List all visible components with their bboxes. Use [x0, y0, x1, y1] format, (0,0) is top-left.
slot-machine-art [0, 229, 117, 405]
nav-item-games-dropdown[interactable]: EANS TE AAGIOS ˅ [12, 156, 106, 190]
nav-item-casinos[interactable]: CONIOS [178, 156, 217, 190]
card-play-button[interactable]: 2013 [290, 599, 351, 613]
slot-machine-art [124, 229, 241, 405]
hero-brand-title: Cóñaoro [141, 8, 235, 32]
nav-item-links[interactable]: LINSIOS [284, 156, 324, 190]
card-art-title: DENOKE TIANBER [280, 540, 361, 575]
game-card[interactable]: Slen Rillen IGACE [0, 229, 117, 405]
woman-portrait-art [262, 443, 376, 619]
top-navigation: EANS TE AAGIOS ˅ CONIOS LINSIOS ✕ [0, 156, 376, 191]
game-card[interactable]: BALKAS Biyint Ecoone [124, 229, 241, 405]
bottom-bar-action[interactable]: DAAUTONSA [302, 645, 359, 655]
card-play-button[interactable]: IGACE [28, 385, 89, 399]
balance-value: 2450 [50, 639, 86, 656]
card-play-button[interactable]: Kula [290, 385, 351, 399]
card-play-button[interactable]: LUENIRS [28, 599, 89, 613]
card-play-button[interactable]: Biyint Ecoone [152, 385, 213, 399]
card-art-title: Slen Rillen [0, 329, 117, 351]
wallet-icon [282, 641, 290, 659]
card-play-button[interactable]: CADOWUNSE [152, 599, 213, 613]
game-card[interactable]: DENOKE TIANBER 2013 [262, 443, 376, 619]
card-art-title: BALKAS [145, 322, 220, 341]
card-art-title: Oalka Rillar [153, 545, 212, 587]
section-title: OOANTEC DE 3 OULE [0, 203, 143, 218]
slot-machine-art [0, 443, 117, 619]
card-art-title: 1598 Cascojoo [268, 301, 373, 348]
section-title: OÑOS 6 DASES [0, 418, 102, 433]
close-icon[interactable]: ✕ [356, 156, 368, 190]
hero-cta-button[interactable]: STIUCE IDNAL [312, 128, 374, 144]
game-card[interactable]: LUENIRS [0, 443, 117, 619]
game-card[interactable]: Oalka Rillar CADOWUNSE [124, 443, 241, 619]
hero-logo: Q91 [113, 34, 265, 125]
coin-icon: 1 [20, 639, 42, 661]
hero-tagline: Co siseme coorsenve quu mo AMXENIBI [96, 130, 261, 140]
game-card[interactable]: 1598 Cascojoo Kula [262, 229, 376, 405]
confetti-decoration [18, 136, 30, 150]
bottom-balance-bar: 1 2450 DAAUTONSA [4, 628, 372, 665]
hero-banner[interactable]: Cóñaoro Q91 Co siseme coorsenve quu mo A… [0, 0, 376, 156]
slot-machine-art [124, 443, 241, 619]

- _TASK STATEMENT_
Copy every row above word for word, in the same order.

- _FINAL RESULT_
List all visible components with their bboxes. Use [x0, y0, x1, y1] format, (0,0) is top-left.
slot-machine-art [0, 229, 117, 405]
nav-item-games-dropdown[interactable]: EANS TE AAGIOS ˅ [12, 156, 106, 190]
nav-item-casinos[interactable]: CONIOS [178, 156, 217, 190]
card-play-button[interactable]: 2013 [290, 599, 351, 613]
slot-machine-art [124, 229, 241, 405]
hero-brand-title: Cóñaoro [141, 8, 235, 32]
nav-item-links[interactable]: LINSIOS [284, 156, 324, 190]
card-art-title: DENOKE TIANBER [280, 540, 361, 575]
game-card[interactable]: Slen Rillen IGACE [0, 229, 117, 405]
woman-portrait-art [262, 443, 376, 619]
top-navigation: EANS TE AAGIOS ˅ CONIOS LINSIOS ✕ [0, 156, 376, 191]
game-card[interactable]: BALKAS Biyint Ecoone [124, 229, 241, 405]
bottom-bar-action[interactable]: DAAUTONSA [302, 645, 359, 655]
card-play-button[interactable]: IGACE [28, 385, 89, 399]
balance-value: 2450 [50, 639, 86, 656]
card-play-button[interactable]: Kula [290, 385, 351, 399]
card-play-button[interactable]: LUENIRS [28, 599, 89, 613]
card-play-button[interactable]: Biyint Ecoone [152, 385, 213, 399]
card-art-title: Slen Rillen [0, 329, 117, 351]
wallet-icon [282, 641, 290, 659]
card-play-button[interactable]: CADOWUNSE [152, 599, 213, 613]
game-card[interactable]: DENOKE TIANBER 2013 [262, 443, 376, 619]
card-art-title: BALKAS [145, 322, 220, 341]
card-art-title: Oalka Rillar [153, 545, 212, 587]
section-title: OOANTEC DE 3 OULE [0, 203, 143, 218]
slot-machine-art [0, 443, 117, 619]
card-art-title: 1598 Cascojoo [268, 301, 373, 348]
section-title: OÑOS 6 DASES [0, 418, 102, 433]
close-icon[interactable]: ✕ [356, 156, 368, 190]
hero-cta-button[interactable]: STIUCE IDNAL [312, 128, 374, 144]
game-card[interactable]: LUENIRS [0, 443, 117, 619]
game-card[interactable]: Oalka Rillar CADOWUNSE [124, 443, 241, 619]
hero-logo: Q91 [113, 34, 265, 125]
coin-icon: 1 [20, 639, 42, 661]
hero-tagline: Co siseme coorsenve quu mo AMXENIBI [96, 130, 261, 140]
game-card[interactable]: 1598 Cascojoo Kula [262, 229, 376, 405]
confetti-decoration [18, 136, 30, 150]
bottom-balance-bar: 1 2450 DAAUTONSA [4, 628, 372, 665]
hero-banner[interactable]: Cóñaoro Q91 Co siseme coorsenve quu mo A… [0, 0, 376, 156]
slot-machine-art [124, 443, 241, 619]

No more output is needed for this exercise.